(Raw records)
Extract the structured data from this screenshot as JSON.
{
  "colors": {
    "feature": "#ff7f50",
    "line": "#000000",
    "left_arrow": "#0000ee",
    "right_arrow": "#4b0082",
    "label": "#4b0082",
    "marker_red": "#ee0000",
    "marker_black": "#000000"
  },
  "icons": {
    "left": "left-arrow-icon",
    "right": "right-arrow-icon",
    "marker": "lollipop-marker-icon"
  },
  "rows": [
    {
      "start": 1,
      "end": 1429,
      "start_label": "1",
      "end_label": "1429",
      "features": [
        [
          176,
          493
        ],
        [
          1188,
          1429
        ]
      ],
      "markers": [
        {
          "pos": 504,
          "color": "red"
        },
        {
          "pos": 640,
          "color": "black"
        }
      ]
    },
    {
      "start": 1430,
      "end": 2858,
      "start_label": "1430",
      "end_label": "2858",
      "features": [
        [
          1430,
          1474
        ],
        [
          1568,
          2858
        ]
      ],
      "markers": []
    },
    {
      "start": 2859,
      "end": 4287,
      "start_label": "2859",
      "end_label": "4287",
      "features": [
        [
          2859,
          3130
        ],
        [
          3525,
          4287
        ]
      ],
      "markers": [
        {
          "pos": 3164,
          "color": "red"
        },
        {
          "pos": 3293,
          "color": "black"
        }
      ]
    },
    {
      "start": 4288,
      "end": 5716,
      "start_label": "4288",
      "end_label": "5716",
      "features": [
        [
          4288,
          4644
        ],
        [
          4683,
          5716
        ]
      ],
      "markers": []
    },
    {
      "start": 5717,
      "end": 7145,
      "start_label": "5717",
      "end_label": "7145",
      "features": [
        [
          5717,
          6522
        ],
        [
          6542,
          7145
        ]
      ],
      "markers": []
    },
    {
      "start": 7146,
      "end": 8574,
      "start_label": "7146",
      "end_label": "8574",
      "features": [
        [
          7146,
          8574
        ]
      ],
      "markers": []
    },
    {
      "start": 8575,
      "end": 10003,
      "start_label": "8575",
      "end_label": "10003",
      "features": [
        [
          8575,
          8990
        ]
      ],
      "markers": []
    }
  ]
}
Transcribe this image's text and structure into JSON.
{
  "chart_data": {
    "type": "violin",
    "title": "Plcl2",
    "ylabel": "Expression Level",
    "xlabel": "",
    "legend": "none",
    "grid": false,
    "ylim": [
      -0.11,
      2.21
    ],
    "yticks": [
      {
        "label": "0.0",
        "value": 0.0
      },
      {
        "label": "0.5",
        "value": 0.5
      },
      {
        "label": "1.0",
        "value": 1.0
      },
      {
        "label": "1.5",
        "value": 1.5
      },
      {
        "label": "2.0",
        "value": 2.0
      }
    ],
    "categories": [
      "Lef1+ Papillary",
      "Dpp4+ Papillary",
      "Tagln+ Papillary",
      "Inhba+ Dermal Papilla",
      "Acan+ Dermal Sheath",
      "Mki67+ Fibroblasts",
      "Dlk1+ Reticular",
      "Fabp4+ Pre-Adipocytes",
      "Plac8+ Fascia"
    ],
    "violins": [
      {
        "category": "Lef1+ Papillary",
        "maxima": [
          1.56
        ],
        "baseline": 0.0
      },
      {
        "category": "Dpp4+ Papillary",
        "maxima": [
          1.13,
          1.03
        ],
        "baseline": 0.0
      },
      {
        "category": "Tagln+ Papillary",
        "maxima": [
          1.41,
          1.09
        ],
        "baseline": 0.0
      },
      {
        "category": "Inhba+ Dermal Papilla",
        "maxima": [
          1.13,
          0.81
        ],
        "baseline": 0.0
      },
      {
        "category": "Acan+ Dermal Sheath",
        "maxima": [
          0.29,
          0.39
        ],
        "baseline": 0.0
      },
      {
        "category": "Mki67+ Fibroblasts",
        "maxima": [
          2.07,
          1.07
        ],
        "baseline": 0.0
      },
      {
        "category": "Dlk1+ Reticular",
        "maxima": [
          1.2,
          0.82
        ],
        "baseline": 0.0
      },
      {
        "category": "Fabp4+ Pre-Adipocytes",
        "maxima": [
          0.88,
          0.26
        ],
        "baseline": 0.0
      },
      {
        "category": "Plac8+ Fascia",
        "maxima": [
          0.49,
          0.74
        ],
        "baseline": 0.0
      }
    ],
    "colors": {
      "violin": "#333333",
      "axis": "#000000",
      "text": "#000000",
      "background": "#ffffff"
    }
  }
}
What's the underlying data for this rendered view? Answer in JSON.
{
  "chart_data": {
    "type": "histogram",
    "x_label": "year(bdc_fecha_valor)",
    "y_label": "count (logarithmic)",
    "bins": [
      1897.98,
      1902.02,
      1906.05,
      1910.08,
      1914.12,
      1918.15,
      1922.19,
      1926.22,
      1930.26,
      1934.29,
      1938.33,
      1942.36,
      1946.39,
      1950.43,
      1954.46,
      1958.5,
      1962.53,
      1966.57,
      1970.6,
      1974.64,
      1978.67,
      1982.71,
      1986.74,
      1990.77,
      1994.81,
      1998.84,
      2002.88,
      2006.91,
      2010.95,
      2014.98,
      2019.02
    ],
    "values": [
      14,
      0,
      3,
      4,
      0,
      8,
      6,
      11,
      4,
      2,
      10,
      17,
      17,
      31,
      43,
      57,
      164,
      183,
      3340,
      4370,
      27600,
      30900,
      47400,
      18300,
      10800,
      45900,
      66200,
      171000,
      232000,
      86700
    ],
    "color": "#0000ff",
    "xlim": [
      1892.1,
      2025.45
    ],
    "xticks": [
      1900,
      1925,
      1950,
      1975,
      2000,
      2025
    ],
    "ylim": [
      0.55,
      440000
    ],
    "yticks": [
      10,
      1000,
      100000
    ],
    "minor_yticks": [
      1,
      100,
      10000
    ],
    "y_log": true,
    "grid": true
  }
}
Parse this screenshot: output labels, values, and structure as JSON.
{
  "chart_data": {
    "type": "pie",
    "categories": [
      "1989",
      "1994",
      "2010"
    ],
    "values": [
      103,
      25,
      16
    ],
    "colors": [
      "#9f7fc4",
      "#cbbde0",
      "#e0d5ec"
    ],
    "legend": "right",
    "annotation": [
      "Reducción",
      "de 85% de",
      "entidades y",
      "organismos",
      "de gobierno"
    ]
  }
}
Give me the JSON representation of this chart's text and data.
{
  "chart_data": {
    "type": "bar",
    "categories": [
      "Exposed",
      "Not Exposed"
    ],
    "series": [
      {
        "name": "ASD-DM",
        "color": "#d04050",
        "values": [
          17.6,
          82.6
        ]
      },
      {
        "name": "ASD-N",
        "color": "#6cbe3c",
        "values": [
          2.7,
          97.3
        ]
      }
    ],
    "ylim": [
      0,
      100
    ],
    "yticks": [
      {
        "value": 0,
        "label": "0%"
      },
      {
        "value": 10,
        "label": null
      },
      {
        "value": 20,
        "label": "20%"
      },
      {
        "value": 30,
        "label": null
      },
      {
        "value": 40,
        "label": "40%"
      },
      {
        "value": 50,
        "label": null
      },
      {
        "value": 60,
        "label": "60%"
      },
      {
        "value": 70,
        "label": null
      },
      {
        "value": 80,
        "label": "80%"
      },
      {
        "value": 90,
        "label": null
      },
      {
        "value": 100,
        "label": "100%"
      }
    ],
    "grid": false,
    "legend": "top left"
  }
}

- **WRITTEN EXERCISE**
From the listing above, return each line with the word "Inhba".

- **FINISHED EXERCISE**
      "Inhba+ Dermal Papilla",
        "category": "Inhba+ Dermal Papilla",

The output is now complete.